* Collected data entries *
■ ■ ■ ■ ■ ■ ■
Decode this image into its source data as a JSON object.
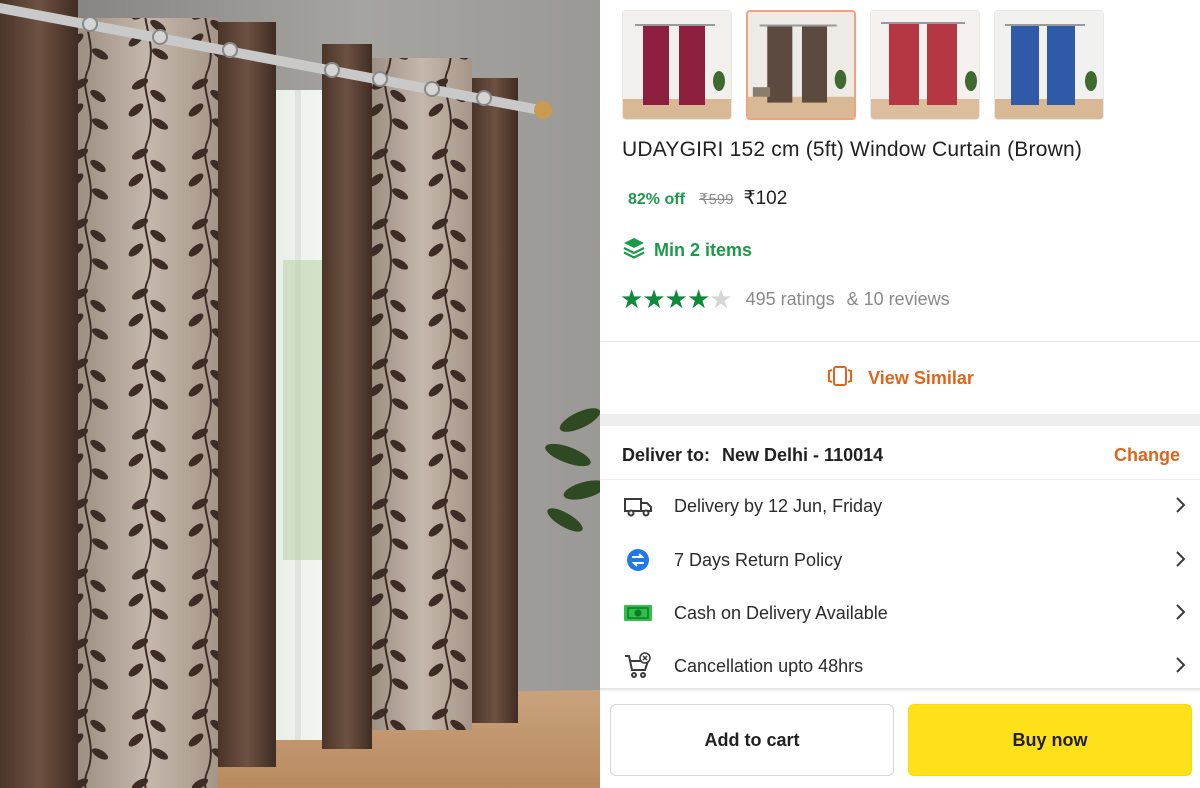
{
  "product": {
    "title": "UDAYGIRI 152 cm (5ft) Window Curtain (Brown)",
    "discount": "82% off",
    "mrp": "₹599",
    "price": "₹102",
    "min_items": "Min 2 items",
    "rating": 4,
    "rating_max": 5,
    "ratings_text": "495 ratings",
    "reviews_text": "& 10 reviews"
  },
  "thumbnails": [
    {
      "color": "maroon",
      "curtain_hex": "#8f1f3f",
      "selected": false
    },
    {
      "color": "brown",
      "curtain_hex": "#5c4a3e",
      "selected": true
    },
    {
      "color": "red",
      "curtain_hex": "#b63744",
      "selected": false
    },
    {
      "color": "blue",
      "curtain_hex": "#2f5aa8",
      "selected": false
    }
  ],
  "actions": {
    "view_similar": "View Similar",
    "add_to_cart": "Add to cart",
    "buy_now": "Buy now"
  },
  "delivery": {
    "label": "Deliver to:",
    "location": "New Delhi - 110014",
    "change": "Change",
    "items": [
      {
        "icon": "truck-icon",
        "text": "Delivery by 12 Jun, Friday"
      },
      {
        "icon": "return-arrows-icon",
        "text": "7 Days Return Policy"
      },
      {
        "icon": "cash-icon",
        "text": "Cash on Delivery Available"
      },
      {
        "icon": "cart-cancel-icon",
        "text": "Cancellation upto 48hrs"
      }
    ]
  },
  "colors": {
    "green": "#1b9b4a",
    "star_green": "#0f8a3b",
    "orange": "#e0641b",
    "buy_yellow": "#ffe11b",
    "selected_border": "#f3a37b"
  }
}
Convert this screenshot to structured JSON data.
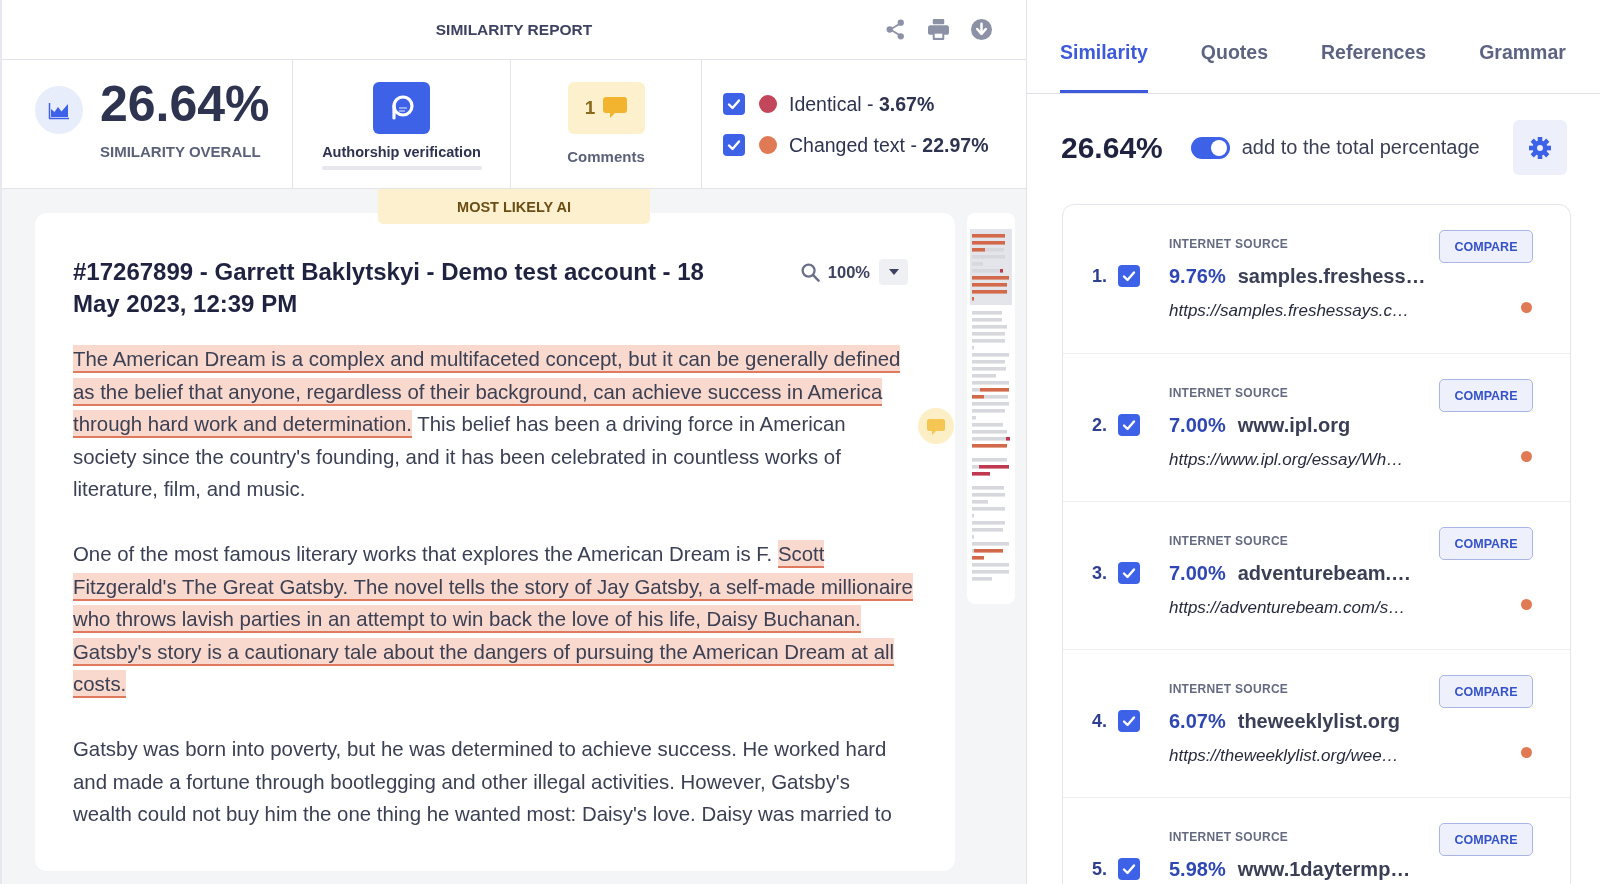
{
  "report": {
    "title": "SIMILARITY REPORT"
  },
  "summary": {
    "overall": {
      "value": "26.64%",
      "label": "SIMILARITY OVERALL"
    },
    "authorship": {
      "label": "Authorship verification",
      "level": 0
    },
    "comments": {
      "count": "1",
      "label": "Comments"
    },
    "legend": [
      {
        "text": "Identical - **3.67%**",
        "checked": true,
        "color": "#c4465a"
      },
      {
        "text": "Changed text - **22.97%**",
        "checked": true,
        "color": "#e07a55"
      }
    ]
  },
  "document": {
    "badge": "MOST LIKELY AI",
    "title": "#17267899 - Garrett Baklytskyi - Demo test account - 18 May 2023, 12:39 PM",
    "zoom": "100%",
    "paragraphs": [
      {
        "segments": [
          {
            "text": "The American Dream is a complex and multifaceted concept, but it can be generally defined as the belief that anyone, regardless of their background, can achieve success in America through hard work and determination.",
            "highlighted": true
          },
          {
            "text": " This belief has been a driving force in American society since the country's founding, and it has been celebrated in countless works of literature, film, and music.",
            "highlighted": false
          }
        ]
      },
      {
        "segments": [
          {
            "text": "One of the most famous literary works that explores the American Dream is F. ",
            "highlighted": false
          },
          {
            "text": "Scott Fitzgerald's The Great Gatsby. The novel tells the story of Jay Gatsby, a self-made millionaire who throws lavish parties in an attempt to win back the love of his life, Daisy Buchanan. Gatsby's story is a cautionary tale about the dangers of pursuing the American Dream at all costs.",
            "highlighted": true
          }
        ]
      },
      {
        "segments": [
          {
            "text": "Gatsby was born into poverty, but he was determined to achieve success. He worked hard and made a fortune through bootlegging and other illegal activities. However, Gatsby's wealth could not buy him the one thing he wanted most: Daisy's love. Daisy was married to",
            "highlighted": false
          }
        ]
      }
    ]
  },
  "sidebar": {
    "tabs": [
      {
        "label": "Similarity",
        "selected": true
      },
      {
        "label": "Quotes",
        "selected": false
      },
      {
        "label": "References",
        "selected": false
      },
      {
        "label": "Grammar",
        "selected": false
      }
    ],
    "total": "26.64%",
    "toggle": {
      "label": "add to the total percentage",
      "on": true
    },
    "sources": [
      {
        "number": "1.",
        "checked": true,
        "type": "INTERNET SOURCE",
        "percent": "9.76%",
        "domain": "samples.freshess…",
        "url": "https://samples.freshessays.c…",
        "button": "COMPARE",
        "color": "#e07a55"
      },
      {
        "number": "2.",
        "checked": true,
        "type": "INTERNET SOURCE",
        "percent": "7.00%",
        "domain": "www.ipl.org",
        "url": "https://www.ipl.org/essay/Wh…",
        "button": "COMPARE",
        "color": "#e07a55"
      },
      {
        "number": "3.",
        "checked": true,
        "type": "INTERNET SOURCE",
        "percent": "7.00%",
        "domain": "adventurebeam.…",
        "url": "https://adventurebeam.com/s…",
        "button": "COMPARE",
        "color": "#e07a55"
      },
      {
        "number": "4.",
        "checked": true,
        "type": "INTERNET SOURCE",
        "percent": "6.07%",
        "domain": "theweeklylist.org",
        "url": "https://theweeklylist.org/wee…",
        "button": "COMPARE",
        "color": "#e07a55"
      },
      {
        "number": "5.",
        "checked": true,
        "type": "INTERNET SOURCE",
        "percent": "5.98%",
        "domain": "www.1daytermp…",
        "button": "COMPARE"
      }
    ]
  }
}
■ ■ ■ ■ ■ ■ ■
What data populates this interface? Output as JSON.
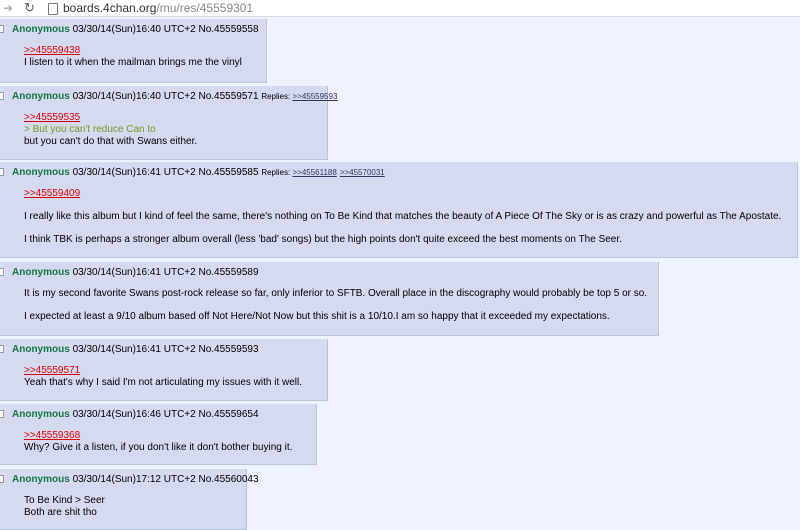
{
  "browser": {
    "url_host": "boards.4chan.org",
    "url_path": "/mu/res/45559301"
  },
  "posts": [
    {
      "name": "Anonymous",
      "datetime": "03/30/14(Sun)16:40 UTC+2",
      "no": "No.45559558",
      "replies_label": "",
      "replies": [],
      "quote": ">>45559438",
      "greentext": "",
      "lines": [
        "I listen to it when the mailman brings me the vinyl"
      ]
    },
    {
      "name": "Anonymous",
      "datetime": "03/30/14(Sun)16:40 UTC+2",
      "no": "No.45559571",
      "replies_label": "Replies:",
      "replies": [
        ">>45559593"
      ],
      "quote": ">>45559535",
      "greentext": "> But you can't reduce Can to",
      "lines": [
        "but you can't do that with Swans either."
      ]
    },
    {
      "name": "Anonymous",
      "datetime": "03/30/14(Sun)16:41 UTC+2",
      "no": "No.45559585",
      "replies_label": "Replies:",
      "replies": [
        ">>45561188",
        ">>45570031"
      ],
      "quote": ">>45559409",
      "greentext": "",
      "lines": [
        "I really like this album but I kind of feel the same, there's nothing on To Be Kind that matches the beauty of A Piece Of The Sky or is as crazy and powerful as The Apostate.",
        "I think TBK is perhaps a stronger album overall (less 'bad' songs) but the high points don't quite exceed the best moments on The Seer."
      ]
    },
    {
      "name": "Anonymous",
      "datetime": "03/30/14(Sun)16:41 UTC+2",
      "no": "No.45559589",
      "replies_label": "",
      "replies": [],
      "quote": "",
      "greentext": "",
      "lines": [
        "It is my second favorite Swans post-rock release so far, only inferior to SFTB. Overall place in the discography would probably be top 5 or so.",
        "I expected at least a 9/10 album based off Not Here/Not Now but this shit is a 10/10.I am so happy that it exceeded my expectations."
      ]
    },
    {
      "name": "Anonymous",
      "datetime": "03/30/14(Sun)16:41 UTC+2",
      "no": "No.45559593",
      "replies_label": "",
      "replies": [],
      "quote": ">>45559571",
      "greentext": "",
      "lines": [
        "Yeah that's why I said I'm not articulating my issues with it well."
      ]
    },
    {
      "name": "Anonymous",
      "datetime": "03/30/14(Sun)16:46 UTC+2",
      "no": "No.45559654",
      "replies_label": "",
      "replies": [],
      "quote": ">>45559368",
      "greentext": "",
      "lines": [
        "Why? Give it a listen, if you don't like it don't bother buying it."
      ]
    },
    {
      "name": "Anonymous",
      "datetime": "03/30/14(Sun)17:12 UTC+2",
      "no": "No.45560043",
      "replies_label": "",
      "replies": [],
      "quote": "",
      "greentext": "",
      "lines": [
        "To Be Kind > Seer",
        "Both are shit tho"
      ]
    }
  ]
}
■ ■ ■ ■ ■ ■ ■
* Given task *
Select the lines in this material that hold the word "into", leaving none out.

* Complete answer *
Decode this image into its source data as a JSON object.
            "text": "Gatsby was born into poverty, but he was determined to achieve success. He worked hard and made a fortune through bootlegging and other illegal activities. However, Gatsby's wealth could not buy him the one thing he wanted most: Daisy's love. Daisy was married to",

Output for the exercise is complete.